[Collected data entries]
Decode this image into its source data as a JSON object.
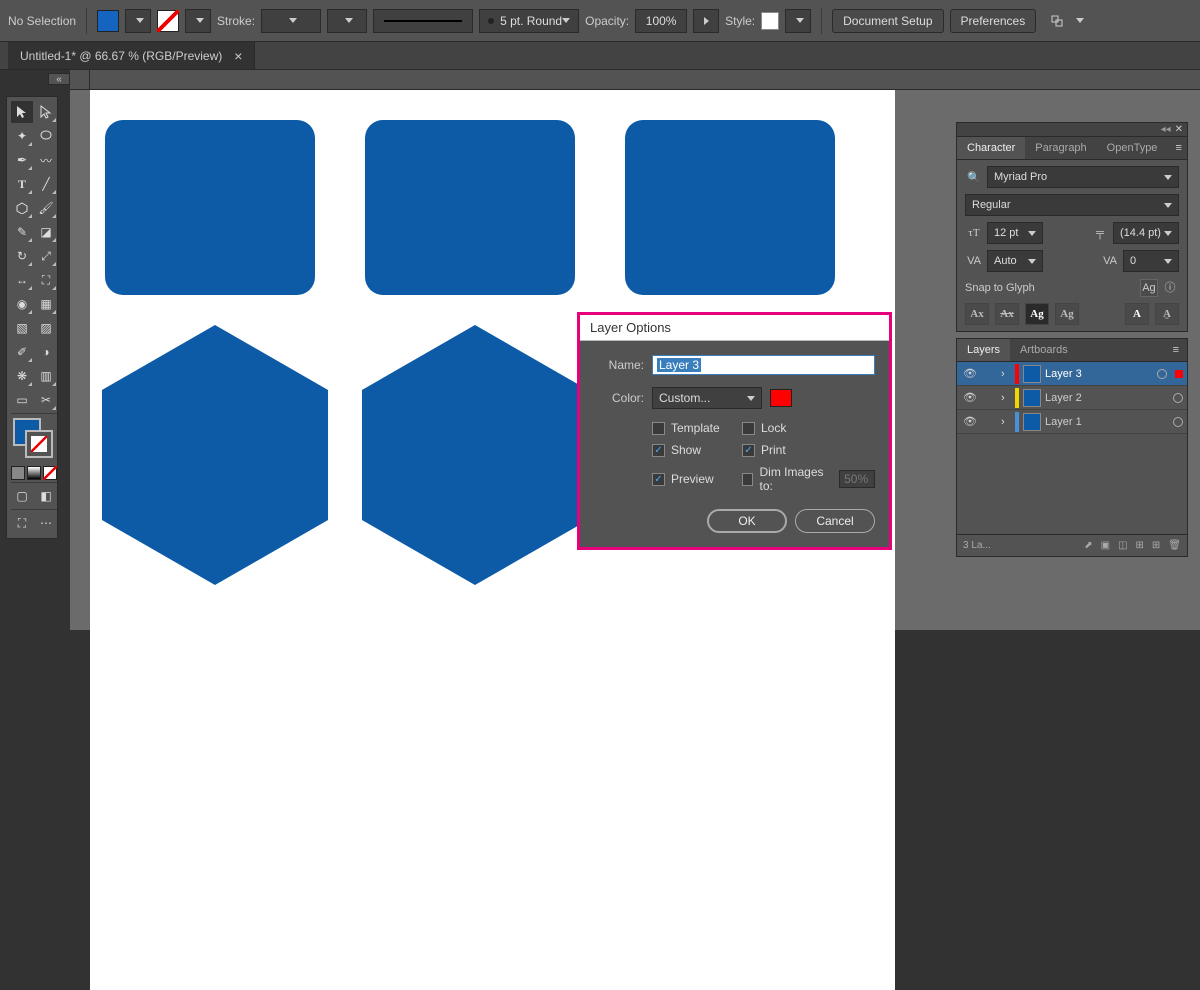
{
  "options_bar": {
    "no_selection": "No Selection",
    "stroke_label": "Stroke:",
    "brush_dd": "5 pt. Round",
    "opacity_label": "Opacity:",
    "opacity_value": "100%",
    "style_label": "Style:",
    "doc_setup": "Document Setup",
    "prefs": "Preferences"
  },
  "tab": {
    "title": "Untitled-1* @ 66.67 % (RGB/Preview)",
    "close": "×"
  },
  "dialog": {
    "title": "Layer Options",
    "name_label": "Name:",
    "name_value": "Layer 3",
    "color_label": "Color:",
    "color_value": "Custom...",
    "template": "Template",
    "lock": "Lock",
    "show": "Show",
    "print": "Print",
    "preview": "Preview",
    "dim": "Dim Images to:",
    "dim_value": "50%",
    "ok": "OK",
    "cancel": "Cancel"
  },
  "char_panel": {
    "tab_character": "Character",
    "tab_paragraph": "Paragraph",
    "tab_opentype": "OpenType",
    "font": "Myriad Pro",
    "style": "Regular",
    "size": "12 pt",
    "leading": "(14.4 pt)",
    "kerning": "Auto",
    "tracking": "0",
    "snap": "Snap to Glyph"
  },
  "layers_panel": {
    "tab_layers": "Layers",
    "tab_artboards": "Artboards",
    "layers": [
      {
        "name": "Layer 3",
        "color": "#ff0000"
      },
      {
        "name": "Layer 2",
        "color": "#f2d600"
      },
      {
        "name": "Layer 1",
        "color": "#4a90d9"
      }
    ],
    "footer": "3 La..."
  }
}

...

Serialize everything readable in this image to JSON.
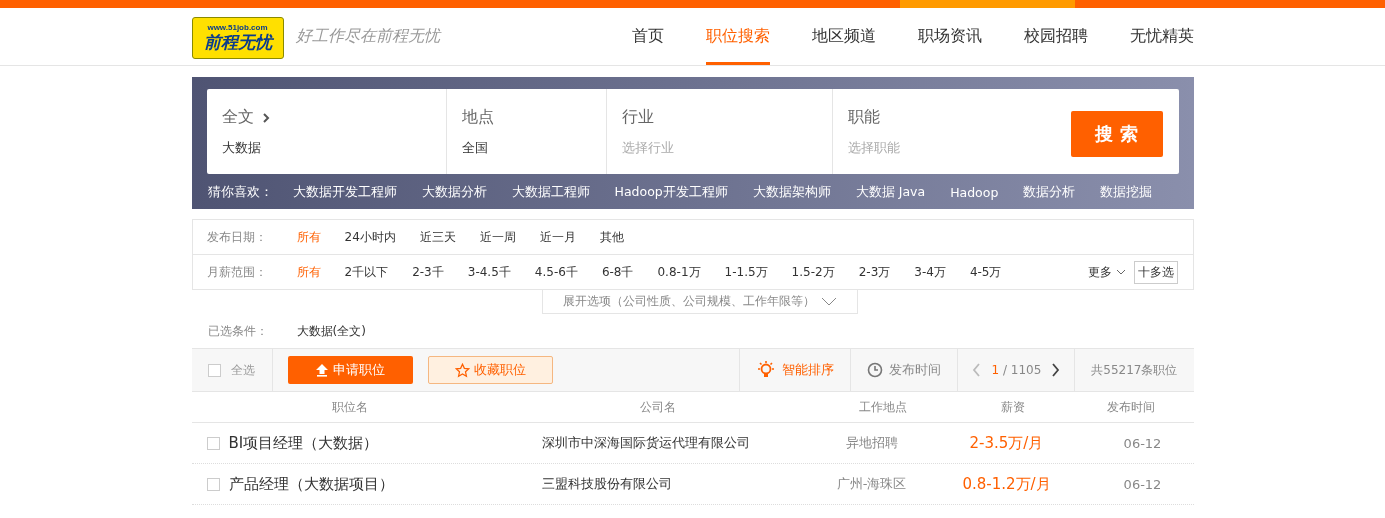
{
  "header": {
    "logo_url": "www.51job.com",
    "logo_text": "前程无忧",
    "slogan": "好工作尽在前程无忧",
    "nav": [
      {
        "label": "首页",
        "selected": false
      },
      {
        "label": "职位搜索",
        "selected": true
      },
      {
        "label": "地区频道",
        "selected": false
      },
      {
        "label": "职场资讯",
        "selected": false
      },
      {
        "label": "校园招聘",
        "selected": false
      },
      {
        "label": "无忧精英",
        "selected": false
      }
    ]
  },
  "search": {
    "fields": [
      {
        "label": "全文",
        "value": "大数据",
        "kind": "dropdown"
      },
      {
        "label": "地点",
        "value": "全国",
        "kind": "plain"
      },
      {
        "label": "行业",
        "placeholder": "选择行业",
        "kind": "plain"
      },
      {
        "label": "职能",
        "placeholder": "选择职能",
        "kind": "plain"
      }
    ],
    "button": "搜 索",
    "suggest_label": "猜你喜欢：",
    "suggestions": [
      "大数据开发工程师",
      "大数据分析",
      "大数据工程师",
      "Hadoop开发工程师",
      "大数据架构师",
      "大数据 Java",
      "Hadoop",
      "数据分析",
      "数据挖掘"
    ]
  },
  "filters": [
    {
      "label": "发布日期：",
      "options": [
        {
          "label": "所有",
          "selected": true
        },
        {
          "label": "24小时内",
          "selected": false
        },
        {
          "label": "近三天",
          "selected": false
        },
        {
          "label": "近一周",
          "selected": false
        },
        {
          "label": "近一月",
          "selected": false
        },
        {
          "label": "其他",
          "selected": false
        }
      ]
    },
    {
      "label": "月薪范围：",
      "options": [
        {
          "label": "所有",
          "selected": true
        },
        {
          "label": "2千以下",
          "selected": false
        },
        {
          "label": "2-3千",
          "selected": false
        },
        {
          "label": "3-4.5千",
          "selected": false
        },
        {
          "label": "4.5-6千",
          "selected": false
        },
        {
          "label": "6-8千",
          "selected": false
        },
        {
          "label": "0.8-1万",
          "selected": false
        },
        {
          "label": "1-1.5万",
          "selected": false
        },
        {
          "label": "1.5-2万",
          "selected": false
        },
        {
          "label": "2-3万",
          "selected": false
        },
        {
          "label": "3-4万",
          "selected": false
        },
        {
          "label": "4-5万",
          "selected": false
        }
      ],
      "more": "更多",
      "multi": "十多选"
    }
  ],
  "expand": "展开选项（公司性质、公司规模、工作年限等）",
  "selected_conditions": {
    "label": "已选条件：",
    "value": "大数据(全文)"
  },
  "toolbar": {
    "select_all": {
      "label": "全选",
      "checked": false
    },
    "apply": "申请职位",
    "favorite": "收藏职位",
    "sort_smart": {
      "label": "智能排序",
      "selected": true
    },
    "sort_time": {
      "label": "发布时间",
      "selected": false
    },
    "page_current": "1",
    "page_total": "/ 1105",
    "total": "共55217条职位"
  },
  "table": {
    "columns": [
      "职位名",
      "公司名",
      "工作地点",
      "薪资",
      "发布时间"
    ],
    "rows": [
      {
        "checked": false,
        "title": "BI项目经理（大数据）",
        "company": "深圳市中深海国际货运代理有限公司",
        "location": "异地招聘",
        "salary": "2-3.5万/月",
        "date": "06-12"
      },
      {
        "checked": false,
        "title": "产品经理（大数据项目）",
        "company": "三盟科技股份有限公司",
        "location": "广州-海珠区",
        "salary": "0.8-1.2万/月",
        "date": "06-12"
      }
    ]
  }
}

> WRITTEN PROBLEM: The answer is a single number, the count of lines in the records that contain the string "JSON".

> EXERCISE ANSWER: 2